> The exercise
Your task is to copy the listing exactly, with the pictures left out.

> Raw records
****************

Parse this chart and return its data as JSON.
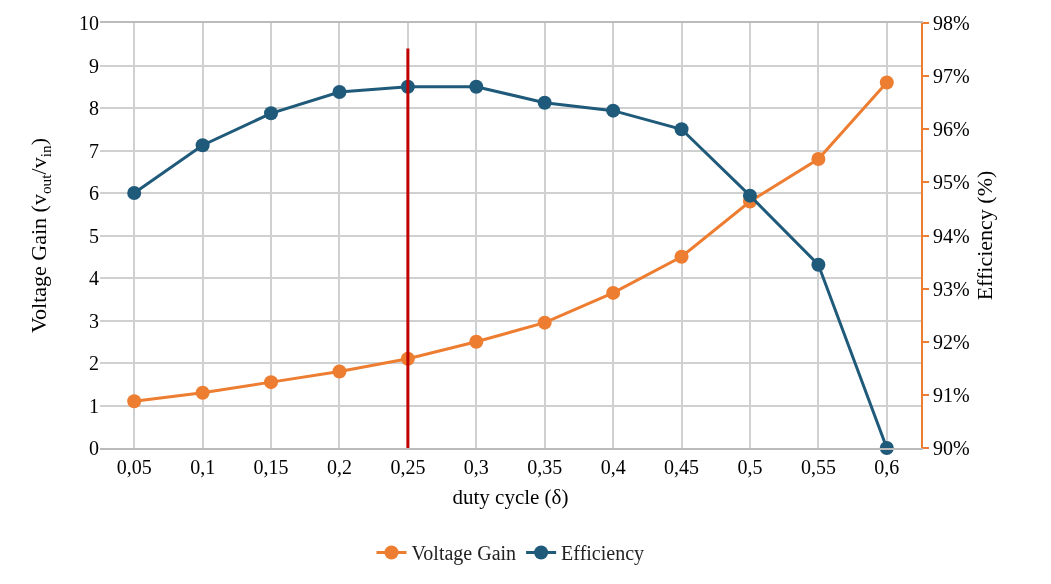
{
  "chart_data": {
    "type": "line",
    "xlabel": "duty cycle (δ)",
    "ylabel": "Voltage Gain (v$_{out}$/v$_{in}$)",
    "y2label": "Efficiency (%)",
    "categories": [
      "0,05",
      "0,1",
      "0,15",
      "0,2",
      "0,25",
      "0,3",
      "0,35",
      "0,4",
      "0,45",
      "0,5",
      "0,55",
      "0,6"
    ],
    "series": [
      {
        "name": "Voltage Gain",
        "color": "#ed7d31",
        "values": [
          1.1,
          1.3,
          1.55,
          1.8,
          2.1,
          2.5,
          2.95,
          3.65,
          4.5,
          5.8,
          6.8,
          8.6
        ]
      },
      {
        "name": "Efficiency",
        "color": "#1f5a7a",
        "axis": "y2",
        "values": [
          94.8,
          95.7,
          96.3,
          96.7,
          96.8,
          96.8,
          96.5,
          96.35,
          96.0,
          94.75,
          93.45,
          90.0
        ]
      }
    ],
    "ylim": [
      0,
      10
    ],
    "yticks": [
      0,
      1,
      2,
      3,
      4,
      5,
      6,
      7,
      8,
      9,
      10
    ],
    "y2lim": [
      90,
      98
    ],
    "y2ticks": [
      {
        "value": 90,
        "label": "90%"
      },
      {
        "value": 91,
        "label": "91%"
      },
      {
        "value": 92,
        "label": "92%"
      },
      {
        "value": 93,
        "label": "93%"
      },
      {
        "value": 94,
        "label": "94%"
      },
      {
        "value": 95,
        "label": "95%"
      },
      {
        "value": 96,
        "label": "96%"
      },
      {
        "value": 97,
        "label": "97%"
      },
      {
        "value": 98,
        "label": "98%"
      }
    ],
    "ref_lines": [
      {
        "axis": "x",
        "value": "0,25",
        "color": "#c00000"
      }
    ],
    "grid": true,
    "legend": "bottom",
    "marker": "circle",
    "line_style": "solid"
  }
}
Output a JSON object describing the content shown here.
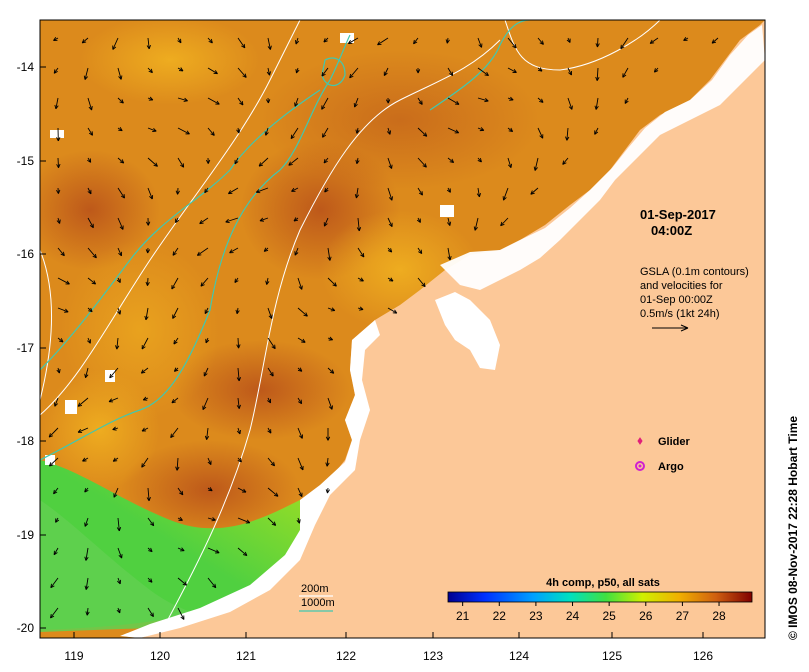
{
  "map": {
    "y_axis_labels": [
      "-14",
      "-15",
      "-16",
      "-17",
      "-18",
      "-19",
      "-20"
    ],
    "x_axis_labels": [
      "119",
      "120",
      "121",
      "122",
      "123",
      "124",
      "125",
      "126"
    ],
    "date_label": "01-Sep-2017",
    "time_label": "04:00Z",
    "gsla_lines": [
      "GSLA (0.1m contours)",
      "and velocities for",
      "01-Sep 00:00Z",
      "0.5m/s (1kt 24h)"
    ],
    "legend": {
      "glider_label": "Glider",
      "argo_label": "Argo",
      "glider_color": "#e0207a",
      "argo_color": "#d020d0"
    },
    "depth_legend": {
      "line_200_label": "200m",
      "line_1000_label": "1000m",
      "line_200_color": "#ffffff",
      "line_1000_color": "#40c8b0"
    },
    "colorbar": {
      "title": "4h comp, p50, all sats",
      "ticks": [
        "21",
        "22",
        "23",
        "24",
        "25",
        "26",
        "27",
        "28"
      ],
      "min": 20.6,
      "max": 28.9
    },
    "credit": "© IMOS 08-Nov-2017 22:28 Hobart Time",
    "land_color": "#fcc898",
    "velocity_arrow_count_note": ""
  }
}
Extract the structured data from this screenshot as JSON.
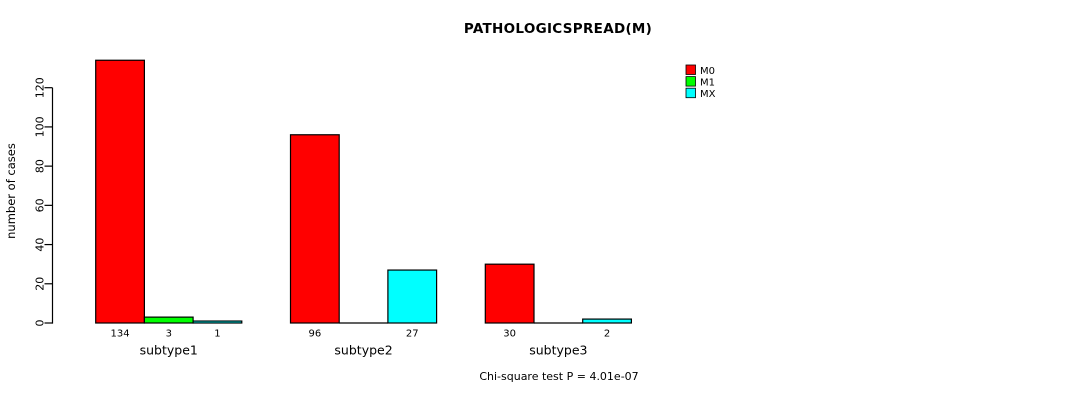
{
  "chart_data": {
    "type": "bar",
    "title": "PATHOLOGICSPREAD(M)",
    "ylabel": "number of cases",
    "xlabel": "",
    "categories": [
      "subtype1",
      "subtype2",
      "subtype3"
    ],
    "series": [
      {
        "name": "M0",
        "color": "#FF0000",
        "values": [
          134,
          96,
          30
        ]
      },
      {
        "name": "M1",
        "color": "#00FF00",
        "values": [
          3,
          0,
          0
        ]
      },
      {
        "name": "MX",
        "color": "#00FFFF",
        "values": [
          1,
          27,
          2
        ]
      }
    ],
    "bar_value_labels": [
      [
        "134",
        "3",
        "1"
      ],
      [
        "96",
        "",
        "27"
      ],
      [
        "30",
        "",
        "2"
      ]
    ],
    "yticks": [
      0,
      20,
      40,
      60,
      80,
      100,
      120
    ],
    "ylim": [
      0,
      134
    ],
    "grid": false,
    "bar_outline_color": "#000000",
    "legend_position": "top-right",
    "legend": [
      "M0",
      "M1",
      "MX"
    ],
    "annotation": "Chi-square test P = 4.01e-07"
  }
}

****************

> Solution below
Parse this chart and return its data as JSON.
{
  "chart_data": {
    "type": "line",
    "xlabel": "duty cycle (δ)",
    "ylabel": "Voltage Gain (v$_{out}$/v$_{in}$)",
    "y2label": "Efficiency (%)",
    "categories": [
      "0,05",
      "0,1",
      "0,15",
      "0,2",
      "0,25",
      "0,3",
      "0,35",
      "0,4",
      "0,45",
      "0,5",
      "0,55",
      "0,6"
    ],
    "series": [
      {
        "name": "Voltage Gain",
        "color": "#ed7d31",
        "values": [
          1.1,
          1.3,
          1.55,
          1.8,
          2.1,
          2.5,
          2.95,
          3.65,
          4.5,
          5.8,
          6.8,
          8.6
        ]
      },
      {
        "name": "Efficiency",
        "color": "#1f5a7a",
        "axis": "y2",
        "values": [
          94.8,
          95.7,
          96.3,
          96.7,
          96.8,
          96.8,
          96.5,
          96.35,
          96.0,
          94.75,
          93.45,
          90.0
        ]
      }
    ],
    "ylim": [
      0,
      10
    ],
    "yticks": [
      0,
      1,
      2,
      3,
      4,
      5,
      6,
      7,
      8,
      9,
      10
    ],
    "y2lim": [
      90,
      98
    ],
    "y2ticks": [
      {
        "value": 90,
        "label": "90%"
      },
      {
        "value": 91,
        "label": "91%"
      },
      {
        "value": 92,
        "label": "92%"
      },
      {
        "value": 93,
        "label": "93%"
      },
      {
        "value": 94,
        "label": "94%"
      },
      {
        "value": 95,
        "label": "95%"
      },
      {
        "value": 96,
        "label": "96%"
      },
      {
        "value": 97,
        "label": "97%"
      },
      {
        "value": 98,
        "label": "98%"
      }
    ],
    "ref_lines": [
      {
        "axis": "x",
        "value": "0,25",
        "color": "#c00000"
      }
    ],
    "grid": true,
    "legend": "bottom",
    "marker": "circle",
    "line_style": "solid"
  }
}
Output a JSON object describing the content shown here.
{
  "map": {
    "y_axis_labels": [
      "-14",
      "-15",
      "-16",
      "-17",
      "-18",
      "-19",
      "-20"
    ],
    "x_axis_labels": [
      "119",
      "120",
      "121",
      "122",
      "123",
      "124",
      "125",
      "126"
    ],
    "date_label": "01-Sep-2017",
    "time_label": "04:00Z",
    "gsla_lines": [
      "GSLA (0.1m contours)",
      "and velocities for",
      "01-Sep 00:00Z",
      "0.5m/s (1kt 24h)"
    ],
    "legend": {
      "glider_label": "Glider",
      "argo_label": "Argo",
      "glider_color": "#e0207a",
      "argo_color": "#d020d0"
    },
    "depth_legend": {
      "line_200_label": "200m",
      "line_1000_label": "1000m",
      "line_200_color": "#ffffff",
      "line_1000_color": "#40c8b0"
    },
    "colorbar": {
      "title": "4h comp, p50, all sats",
      "ticks": [
        "21",
        "22",
        "23",
        "24",
        "25",
        "26",
        "27",
        "28"
      ],
      "min": 20.6,
      "max": 28.9
    },
    "credit": "© IMOS 08-Nov-2017 22:28 Hobart Time",
    "land_color": "#fcc898",
    "velocity_arrow_count_note": ""
  }
}
Extract the structured data from this screenshot as JSON.
{
  "chart_data": {
    "type": "bar",
    "title": "PATHOLOGICSPREAD(M)",
    "ylabel": "number of cases",
    "xlabel": "",
    "categories": [
      "subtype1",
      "subtype2",
      "subtype3"
    ],
    "series": [
      {
        "name": "M0",
        "color": "#FF0000",
        "values": [
          134,
          96,
          30
        ]
      },
      {
        "name": "M1",
        "color": "#00FF00",
        "values": [
          3,
          0,
          0
        ]
      },
      {
        "name": "MX",
        "color": "#00FFFF",
        "values": [
          1,
          27,
          2
        ]
      }
    ],
    "bar_value_labels": [
      [
        "134",
        "3",
        "1"
      ],
      [
        "96",
        "",
        "27"
      ],
      [
        "30",
        "",
        "2"
      ]
    ],
    "yticks": [
      0,
      20,
      40,
      60,
      80,
      100,
      120
    ],
    "ylim": [
      0,
      134
    ],
    "grid": false,
    "bar_outline_color": "#000000",
    "legend_position": "top-right",
    "legend": [
      "M0",
      "M1",
      "MX"
    ],
    "annotation": "Chi-square test P = 4.01e-07"
  }
}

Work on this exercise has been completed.